§ WRITTEN PROBLEM: Retype, character for character, the lines from the first one down to and including the line that holds "heatmap-cell <box>156 96 164 103</box>".

§ INFORMATION SUPPLIED:
----

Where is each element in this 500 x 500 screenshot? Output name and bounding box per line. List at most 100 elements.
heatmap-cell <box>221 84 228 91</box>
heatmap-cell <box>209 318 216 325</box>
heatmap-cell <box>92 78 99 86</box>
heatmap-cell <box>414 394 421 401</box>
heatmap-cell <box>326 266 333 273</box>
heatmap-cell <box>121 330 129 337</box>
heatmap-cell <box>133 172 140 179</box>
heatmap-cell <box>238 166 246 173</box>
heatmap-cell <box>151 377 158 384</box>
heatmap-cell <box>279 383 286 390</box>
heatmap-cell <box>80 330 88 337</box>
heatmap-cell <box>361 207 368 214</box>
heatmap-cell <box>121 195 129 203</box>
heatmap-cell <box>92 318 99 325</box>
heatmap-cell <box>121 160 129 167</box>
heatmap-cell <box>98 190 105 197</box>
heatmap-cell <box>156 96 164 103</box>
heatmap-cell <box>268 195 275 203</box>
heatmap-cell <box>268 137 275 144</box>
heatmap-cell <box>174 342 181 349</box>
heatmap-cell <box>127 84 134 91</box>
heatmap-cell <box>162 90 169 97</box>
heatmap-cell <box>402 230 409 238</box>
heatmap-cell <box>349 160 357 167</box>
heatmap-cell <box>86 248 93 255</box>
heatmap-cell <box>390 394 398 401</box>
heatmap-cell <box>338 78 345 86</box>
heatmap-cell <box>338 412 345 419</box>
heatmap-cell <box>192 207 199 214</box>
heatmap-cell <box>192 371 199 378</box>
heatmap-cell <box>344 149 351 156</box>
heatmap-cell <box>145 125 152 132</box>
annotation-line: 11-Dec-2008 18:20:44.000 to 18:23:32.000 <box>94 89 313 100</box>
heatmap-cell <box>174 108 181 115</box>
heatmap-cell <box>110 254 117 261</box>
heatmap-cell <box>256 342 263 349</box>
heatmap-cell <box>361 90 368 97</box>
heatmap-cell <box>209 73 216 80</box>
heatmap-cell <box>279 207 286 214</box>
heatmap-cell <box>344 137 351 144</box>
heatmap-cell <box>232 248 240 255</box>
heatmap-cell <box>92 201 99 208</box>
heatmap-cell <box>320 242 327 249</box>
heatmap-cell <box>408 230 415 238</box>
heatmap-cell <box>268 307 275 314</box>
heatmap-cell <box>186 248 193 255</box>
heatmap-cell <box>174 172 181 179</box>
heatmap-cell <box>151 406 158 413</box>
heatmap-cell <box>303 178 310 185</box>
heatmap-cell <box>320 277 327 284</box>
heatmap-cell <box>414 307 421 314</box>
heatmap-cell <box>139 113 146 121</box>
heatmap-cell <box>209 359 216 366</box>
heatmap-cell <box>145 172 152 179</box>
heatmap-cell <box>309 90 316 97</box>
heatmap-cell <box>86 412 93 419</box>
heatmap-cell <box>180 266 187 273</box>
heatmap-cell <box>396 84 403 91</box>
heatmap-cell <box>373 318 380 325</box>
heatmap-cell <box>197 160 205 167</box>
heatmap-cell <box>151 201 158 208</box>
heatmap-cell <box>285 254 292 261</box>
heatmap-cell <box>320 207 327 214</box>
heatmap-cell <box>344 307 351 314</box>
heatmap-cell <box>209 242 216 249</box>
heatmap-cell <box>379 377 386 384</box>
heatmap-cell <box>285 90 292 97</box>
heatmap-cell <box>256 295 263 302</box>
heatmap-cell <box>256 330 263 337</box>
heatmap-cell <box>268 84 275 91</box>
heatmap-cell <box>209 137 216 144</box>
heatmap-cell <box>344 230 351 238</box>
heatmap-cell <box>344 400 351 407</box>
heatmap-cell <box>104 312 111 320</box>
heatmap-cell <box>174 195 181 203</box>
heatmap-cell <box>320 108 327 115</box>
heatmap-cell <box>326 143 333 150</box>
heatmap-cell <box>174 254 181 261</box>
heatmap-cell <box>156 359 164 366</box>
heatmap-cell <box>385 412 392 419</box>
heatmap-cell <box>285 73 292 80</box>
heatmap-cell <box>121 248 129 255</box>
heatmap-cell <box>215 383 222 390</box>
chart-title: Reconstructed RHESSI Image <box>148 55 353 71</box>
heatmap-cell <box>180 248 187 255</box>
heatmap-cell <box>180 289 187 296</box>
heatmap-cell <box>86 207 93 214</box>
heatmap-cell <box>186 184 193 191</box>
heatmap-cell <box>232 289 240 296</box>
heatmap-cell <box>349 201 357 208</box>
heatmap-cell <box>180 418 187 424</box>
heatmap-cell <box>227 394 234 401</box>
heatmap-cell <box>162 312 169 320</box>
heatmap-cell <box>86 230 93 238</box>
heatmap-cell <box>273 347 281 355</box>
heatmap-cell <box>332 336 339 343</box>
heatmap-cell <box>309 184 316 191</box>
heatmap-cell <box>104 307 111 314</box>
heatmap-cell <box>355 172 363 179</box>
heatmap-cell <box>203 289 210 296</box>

----

§ COMPLETED TASK:
Where is each element in this 500 x 500 screenshot? Output name and bounding box per line. List at most 100 elements.
heatmap-cell <box>221 84 228 91</box>
heatmap-cell <box>209 318 216 325</box>
heatmap-cell <box>92 78 99 86</box>
heatmap-cell <box>414 394 421 401</box>
heatmap-cell <box>326 266 333 273</box>
heatmap-cell <box>121 330 129 337</box>
heatmap-cell <box>133 172 140 179</box>
heatmap-cell <box>238 166 246 173</box>
heatmap-cell <box>151 377 158 384</box>
heatmap-cell <box>279 383 286 390</box>
heatmap-cell <box>80 330 88 337</box>
heatmap-cell <box>361 207 368 214</box>
heatmap-cell <box>121 195 129 203</box>
heatmap-cell <box>92 318 99 325</box>
heatmap-cell <box>121 160 129 167</box>
heatmap-cell <box>98 190 105 197</box>
heatmap-cell <box>156 96 164 103</box>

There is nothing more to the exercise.